* Problem to work on: Reproduce the entries below in full, word for word.

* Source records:

* start *

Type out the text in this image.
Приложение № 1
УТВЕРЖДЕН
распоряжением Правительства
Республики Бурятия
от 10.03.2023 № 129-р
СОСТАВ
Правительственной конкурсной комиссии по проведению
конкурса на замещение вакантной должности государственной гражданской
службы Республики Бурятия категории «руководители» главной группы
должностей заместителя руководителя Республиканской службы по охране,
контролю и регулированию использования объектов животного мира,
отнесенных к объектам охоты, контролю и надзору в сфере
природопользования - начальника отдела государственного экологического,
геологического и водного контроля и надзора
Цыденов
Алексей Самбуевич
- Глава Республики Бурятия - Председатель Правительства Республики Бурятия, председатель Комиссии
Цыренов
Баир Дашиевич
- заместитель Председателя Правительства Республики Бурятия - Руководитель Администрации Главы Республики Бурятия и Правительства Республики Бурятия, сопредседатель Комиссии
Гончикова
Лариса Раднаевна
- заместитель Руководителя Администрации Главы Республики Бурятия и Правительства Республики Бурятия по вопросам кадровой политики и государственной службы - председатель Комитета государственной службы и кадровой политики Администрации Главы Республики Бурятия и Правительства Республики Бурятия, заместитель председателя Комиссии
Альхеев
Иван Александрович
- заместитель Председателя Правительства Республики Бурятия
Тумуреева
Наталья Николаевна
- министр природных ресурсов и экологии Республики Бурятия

* end *

* Task response:
Type out the text in this image.
Приложение № 1
УТВЕРЖДЕН
распоряжением Правительства
Республики Бурятия
от 10.03.2023 № 129-р
СОСТАВ
Правительственной конкурсной комиссии по проведению
конкурса на замещение вакантной должности государственной гражданской
службы Республики Бурятия категории «руководители» главной группы
должностей заместителя руководителя Республиканской службы по охране,
контролю и регулированию использования объектов животного мира,
отнесенных к объектам охоты, контролю и надзору в сфере
природопользования - начальника отдела государственного экологического,
геологического и водного контроля и надзора
Цыденов
Алексей Самбуевич
- Глава Республики Бурятия - Председатель Правительства Республики Бурятия, председатель Комиссии
Цыренов
Баир Дашиевич
- заместитель Председателя Правительства Республики Бурятия - Руководитель Администрации Главы Республики Бурятия и Правительства Республики Бурятия, сопредседатель Комиссии
Гончикова
Лариса Раднаевна
- заместитель Руководителя Администрации Главы Республики Бурятия и Правительства Республики Бурятия по вопросам кадровой политики и государственной службы - председатель Комитета государственной службы и кадровой политики Администрации Главы Республики Бурятия и Правительства Республики Бурятия, заместитель председателя Комиссии
Альхеев
Иван Александрович
- заместитель Председателя Правительства Республики Бурятия
Тумуреева
Наталья Николаевна
- министр природных ресурсов и экологии Республики Бурятия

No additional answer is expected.